TASK PROMPT -> Go through the entries below and print each one exactly, leaving out pictures.

⟨

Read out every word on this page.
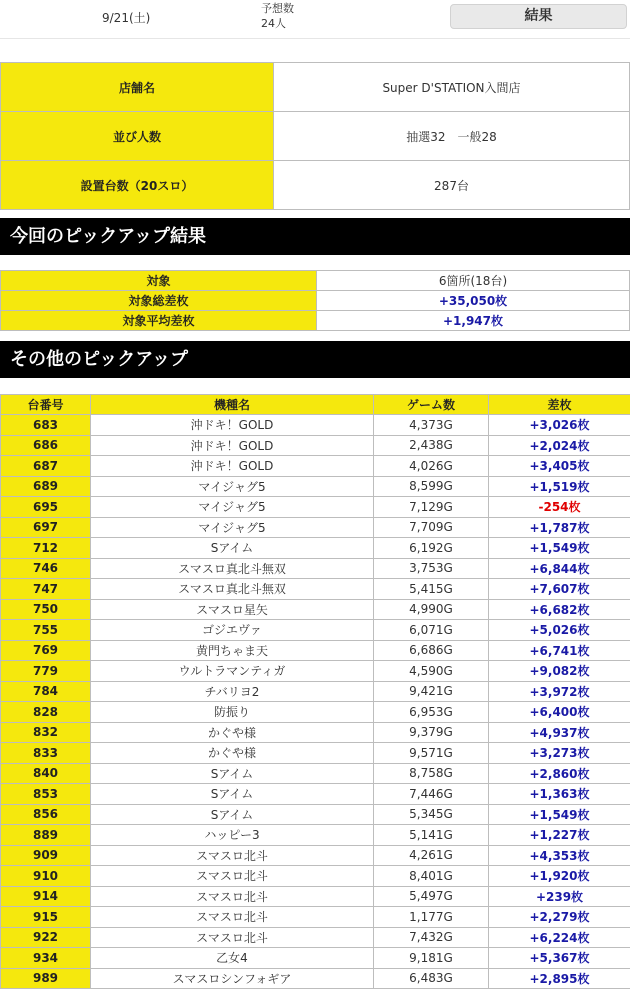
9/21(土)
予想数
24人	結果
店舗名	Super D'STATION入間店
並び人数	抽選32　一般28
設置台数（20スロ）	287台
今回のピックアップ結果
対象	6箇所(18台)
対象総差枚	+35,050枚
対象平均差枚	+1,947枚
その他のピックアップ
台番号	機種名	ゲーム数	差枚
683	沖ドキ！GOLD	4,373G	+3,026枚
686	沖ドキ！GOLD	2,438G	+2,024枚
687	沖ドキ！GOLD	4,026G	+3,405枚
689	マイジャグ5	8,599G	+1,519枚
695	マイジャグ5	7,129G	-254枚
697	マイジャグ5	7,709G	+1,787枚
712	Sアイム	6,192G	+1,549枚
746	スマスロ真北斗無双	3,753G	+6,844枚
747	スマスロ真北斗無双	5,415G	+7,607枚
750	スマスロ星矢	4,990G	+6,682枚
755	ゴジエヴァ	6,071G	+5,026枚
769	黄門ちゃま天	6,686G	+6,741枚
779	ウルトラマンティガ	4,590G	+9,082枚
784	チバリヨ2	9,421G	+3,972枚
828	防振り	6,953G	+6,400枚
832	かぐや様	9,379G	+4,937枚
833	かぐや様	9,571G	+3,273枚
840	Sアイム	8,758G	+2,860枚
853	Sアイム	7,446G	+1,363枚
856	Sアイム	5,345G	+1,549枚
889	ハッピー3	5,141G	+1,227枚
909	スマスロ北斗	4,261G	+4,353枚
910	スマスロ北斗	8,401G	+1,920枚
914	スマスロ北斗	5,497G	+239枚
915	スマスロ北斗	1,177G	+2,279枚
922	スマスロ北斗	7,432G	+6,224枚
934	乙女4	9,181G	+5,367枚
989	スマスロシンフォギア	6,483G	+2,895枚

⟩

ANSWER TO THIS PROBLEM ->
Read out every word on this page.
9/21(土)
予想数
24人	結果
店舗名	Super D'STATION入間店
並び人数	抽選32　一般28
設置台数（20スロ）	287台
今回のピックアップ結果
対象	6箇所(18台)
対象総差枚	+35,050枚
対象平均差枚	+1,947枚
その他のピックアップ
台番号	機種名	ゲーム数	差枚
683	沖ドキ！GOLD	4,373G	+3,026枚
686	沖ドキ！GOLD	2,438G	+2,024枚
687	沖ドキ！GOLD	4,026G	+3,405枚
689	マイジャグ5	8,599G	+1,519枚
695	マイジャグ5	7,129G	-254枚
697	マイジャグ5	7,709G	+1,787枚
712	Sアイム	6,192G	+1,549枚
746	スマスロ真北斗無双	3,753G	+6,844枚
747	スマスロ真北斗無双	5,415G	+7,607枚
750	スマスロ星矢	4,990G	+6,682枚
755	ゴジエヴァ	6,071G	+5,026枚
769	黄門ちゃま天	6,686G	+6,741枚
779	ウルトラマンティガ	4,590G	+9,082枚
784	チバリヨ2	9,421G	+3,972枚
828	防振り	6,953G	+6,400枚
832	かぐや様	9,379G	+4,937枚
833	かぐや様	9,571G	+3,273枚
840	Sアイム	8,758G	+2,860枚
853	Sアイム	7,446G	+1,363枚
856	Sアイム	5,345G	+1,549枚
889	ハッピー3	5,141G	+1,227枚
909	スマスロ北斗	4,261G	+4,353枚
910	スマスロ北斗	8,401G	+1,920枚
914	スマスロ北斗	5,497G	+239枚
915	スマスロ北斗	1,177G	+2,279枚
922	スマスロ北斗	7,432G	+6,224枚
934	乙女4	9,181G	+5,367枚
989	スマスロシンフォギア	6,483G	+2,895枚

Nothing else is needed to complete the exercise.